WORK TO DO:
Word for word, set down the records and skip each picture.

Data records:
---*---
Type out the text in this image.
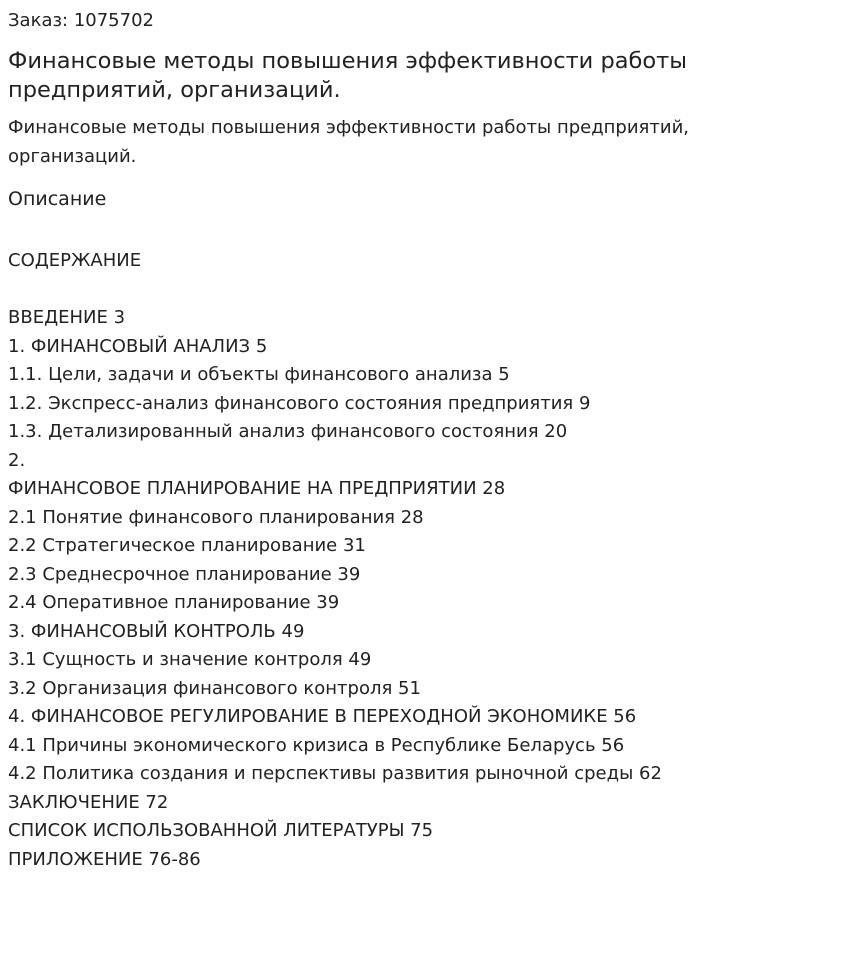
Заказ: 1075702
Финансовые методы повышения эффективности работы предприятий, организаций.

Финансовые методы повышения эффективности работы предприятий, организаций.

Описание
СОДЕРЖАНИЕ
ВВЕДЕНИЕ 3
1. ФИНАНСОВЫЙ АНАЛИЗ 5
1.1. Цели, задачи и объекты финансового анализа 5
1.2. Экспресс-анализ финансового состояния предприятия 9
1.3. Детализированный анализ финансового состояния 20
2.
ФИНАНСОВОЕ ПЛАНИРОВАНИЕ НА ПРЕДПРИЯТИИ 28
2.1 Понятие финансового планирования 28
2.2 Стратегическое планирование 31
2.3 Среднесрочное планирование 39
2.4 Оперативное планирование 39
3. ФИНАНСОВЫЙ КОНТРОЛЬ 49
3.1 Сущность и значение контроля 49
3.2 Организация финансового контроля 51
4. ФИНАНСОВОЕ РЕГУЛИРОВАНИЕ В ПЕРЕХОДНОЙ ЭКОНОМИКЕ 56
4.1 Причины экономического кризиса в Республике Беларусь 56
4.2 Политика создания и перспективы развития рыночной среды 62
ЗАКЛЮЧЕНИЕ 72
СПИСОК ИСПОЛЬЗОВАННОЙ ЛИТЕРАТУРЫ 75
ПРИЛОЖЕНИЕ 76-86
---*---
SOLUTION TO THIS PROBLEM:
Type out the text in this image.
Заказ: 1075702
Финансовые методы повышения эффективности работы предприятий, организаций.

Финансовые методы повышения эффективности работы предприятий, организаций.

Описание
СОДЕРЖАНИЕ
ВВЕДЕНИЕ 3
1. ФИНАНСОВЫЙ АНАЛИЗ 5
1.1. Цели, задачи и объекты финансового анализа 5
1.2. Экспресс-анализ финансового состояния предприятия 9
1.3. Детализированный анализ финансового состояния 20
2.
ФИНАНСОВОЕ ПЛАНИРОВАНИЕ НА ПРЕДПРИЯТИИ 28
2.1 Понятие финансового планирования 28
2.2 Стратегическое планирование 31
2.3 Среднесрочное планирование 39
2.4 Оперативное планирование 39
3. ФИНАНСОВЫЙ КОНТРОЛЬ 49
3.1 Сущность и значение контроля 49
3.2 Организация финансового контроля 51
4. ФИНАНСОВОЕ РЕГУЛИРОВАНИЕ В ПЕРЕХОДНОЙ ЭКОНОМИКЕ 56
4.1 Причины экономического кризиса в Республике Беларусь 56
4.2 Политика создания и перспективы развития рыночной среды 62
ЗАКЛЮЧЕНИЕ 72
СПИСОК ИСПОЛЬЗОВАННОЙ ЛИТЕРАТУРЫ 75
ПРИЛОЖЕНИЕ 76-86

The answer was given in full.